**Exercise details:**
Report each line of the data that has "this" somewhere in it.

━━━━━ Items

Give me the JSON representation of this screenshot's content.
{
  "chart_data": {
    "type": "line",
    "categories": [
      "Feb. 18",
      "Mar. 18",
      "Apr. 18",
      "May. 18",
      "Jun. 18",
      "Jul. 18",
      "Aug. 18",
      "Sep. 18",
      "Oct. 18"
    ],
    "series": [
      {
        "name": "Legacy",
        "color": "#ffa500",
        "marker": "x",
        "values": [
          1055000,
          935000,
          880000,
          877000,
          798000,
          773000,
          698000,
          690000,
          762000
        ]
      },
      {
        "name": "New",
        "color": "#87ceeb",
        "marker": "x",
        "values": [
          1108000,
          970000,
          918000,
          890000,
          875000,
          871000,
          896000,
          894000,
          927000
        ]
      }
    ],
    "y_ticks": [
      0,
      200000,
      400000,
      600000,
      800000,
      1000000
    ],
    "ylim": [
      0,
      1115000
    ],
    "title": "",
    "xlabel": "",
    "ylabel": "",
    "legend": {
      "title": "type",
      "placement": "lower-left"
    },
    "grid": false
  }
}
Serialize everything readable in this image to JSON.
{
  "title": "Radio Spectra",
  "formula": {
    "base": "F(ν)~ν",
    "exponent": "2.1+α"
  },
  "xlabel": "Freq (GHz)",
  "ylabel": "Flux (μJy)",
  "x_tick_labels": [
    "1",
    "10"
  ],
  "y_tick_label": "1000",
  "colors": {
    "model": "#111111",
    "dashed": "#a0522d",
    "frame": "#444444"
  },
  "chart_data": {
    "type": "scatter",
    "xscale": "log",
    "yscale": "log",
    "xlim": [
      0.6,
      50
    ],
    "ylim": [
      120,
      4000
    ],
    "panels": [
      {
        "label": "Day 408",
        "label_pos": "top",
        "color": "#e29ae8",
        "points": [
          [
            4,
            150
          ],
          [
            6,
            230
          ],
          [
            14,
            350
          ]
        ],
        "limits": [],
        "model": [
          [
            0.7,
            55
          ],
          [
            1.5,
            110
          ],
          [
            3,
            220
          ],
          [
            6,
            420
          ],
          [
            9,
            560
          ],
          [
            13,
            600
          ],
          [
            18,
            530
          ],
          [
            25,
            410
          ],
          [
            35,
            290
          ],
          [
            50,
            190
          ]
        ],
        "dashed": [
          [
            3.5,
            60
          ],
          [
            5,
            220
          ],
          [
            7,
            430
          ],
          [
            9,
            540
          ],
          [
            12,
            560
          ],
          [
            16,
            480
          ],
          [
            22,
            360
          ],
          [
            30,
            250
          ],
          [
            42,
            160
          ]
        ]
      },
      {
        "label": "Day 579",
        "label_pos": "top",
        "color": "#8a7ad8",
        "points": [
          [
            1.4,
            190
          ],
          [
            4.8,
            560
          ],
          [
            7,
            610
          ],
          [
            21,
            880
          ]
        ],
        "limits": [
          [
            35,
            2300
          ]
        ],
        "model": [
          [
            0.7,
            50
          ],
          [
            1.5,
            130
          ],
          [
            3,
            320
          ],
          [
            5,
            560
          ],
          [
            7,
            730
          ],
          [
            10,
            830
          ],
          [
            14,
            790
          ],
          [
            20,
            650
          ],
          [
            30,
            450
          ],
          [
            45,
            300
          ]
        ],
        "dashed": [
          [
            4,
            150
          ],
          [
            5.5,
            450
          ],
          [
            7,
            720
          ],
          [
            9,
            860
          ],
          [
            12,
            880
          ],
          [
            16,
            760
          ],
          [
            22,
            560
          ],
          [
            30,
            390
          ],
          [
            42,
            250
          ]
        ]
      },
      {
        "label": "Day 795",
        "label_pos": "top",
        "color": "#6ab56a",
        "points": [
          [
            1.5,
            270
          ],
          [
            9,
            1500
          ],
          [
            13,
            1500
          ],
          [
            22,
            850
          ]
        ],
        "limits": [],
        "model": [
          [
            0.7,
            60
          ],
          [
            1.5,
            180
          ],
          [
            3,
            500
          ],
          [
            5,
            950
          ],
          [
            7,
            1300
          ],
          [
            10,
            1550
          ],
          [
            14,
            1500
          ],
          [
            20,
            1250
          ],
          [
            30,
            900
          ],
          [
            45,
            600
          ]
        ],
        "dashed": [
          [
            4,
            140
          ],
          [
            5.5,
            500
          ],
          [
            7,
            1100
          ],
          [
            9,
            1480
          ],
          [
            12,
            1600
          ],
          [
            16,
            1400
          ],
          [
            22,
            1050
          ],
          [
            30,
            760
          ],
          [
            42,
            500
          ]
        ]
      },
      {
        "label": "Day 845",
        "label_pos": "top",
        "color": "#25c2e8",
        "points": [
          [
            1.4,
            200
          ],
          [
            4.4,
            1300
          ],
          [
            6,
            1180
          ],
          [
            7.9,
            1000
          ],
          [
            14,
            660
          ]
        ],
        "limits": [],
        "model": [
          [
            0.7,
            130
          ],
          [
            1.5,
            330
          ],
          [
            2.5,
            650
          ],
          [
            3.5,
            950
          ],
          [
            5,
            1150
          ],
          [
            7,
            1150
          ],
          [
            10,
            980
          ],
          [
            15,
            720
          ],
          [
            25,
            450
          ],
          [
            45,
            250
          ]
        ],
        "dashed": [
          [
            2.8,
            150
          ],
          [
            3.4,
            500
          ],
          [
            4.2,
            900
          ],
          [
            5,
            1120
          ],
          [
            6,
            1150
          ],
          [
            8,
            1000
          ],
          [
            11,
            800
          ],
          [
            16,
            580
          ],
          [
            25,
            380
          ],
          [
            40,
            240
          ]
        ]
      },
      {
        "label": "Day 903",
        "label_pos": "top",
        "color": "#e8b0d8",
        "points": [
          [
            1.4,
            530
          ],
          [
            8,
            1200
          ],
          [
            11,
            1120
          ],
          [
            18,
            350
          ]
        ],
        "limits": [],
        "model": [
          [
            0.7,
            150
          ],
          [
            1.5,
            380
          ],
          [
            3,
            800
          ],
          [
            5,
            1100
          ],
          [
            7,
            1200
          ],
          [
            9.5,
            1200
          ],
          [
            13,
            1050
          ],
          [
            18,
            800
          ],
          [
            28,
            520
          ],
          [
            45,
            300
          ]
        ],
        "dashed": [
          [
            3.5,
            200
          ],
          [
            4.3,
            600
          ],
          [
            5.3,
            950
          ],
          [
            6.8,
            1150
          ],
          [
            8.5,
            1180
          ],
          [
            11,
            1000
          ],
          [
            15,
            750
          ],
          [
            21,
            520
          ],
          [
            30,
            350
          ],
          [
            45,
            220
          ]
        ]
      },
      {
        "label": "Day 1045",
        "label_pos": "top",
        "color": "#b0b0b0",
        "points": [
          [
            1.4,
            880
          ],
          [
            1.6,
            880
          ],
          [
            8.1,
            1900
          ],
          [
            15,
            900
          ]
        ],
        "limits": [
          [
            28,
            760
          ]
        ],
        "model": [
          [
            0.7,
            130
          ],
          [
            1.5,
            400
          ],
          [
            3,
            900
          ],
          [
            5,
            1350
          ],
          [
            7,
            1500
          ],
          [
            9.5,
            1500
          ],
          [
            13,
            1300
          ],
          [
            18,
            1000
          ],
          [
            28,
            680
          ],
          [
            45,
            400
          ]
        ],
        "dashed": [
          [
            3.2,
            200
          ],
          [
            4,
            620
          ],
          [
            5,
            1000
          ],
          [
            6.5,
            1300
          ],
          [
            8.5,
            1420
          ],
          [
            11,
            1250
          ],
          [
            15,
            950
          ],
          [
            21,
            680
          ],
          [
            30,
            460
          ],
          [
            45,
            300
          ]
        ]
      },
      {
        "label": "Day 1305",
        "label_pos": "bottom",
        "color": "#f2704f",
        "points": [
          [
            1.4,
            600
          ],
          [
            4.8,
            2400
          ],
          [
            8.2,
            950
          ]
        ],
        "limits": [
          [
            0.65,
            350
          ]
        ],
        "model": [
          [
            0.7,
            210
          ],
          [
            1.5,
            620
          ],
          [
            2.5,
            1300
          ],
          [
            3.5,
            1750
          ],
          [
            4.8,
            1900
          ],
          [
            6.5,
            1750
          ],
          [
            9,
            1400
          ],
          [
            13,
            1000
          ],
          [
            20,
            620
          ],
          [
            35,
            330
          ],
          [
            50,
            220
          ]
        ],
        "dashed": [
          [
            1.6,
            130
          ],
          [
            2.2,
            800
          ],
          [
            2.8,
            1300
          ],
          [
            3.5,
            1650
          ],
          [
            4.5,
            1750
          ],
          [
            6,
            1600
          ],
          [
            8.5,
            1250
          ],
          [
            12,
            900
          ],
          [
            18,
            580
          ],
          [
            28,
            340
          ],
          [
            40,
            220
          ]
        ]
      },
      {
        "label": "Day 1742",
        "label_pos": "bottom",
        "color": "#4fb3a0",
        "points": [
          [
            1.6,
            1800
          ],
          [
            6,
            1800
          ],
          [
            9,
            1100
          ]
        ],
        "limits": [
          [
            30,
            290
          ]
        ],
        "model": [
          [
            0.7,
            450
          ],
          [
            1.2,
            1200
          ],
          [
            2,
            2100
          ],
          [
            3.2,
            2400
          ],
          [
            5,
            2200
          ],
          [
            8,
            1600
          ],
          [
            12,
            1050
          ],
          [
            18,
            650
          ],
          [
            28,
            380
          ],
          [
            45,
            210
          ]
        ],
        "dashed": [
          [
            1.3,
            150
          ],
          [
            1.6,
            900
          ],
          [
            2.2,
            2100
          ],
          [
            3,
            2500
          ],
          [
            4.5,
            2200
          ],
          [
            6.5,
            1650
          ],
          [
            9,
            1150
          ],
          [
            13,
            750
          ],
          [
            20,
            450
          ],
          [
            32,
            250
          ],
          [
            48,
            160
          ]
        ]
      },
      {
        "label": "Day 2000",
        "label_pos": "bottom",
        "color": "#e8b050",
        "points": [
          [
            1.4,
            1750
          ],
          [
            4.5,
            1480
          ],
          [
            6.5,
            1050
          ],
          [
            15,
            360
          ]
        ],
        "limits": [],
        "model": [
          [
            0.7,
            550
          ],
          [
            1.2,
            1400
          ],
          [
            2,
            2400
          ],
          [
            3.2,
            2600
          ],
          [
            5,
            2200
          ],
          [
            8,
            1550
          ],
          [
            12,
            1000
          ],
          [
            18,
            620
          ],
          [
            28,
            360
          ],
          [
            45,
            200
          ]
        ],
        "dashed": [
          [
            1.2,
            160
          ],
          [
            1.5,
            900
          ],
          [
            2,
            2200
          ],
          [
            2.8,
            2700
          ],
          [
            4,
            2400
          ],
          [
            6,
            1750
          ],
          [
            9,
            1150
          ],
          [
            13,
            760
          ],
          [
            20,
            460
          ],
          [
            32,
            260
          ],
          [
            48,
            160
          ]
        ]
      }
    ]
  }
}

━━━━━━━━━━

**Exercise response:**
Give me the JSON representation of this screenshot's content.
Serialize everything readable in this image to JSON.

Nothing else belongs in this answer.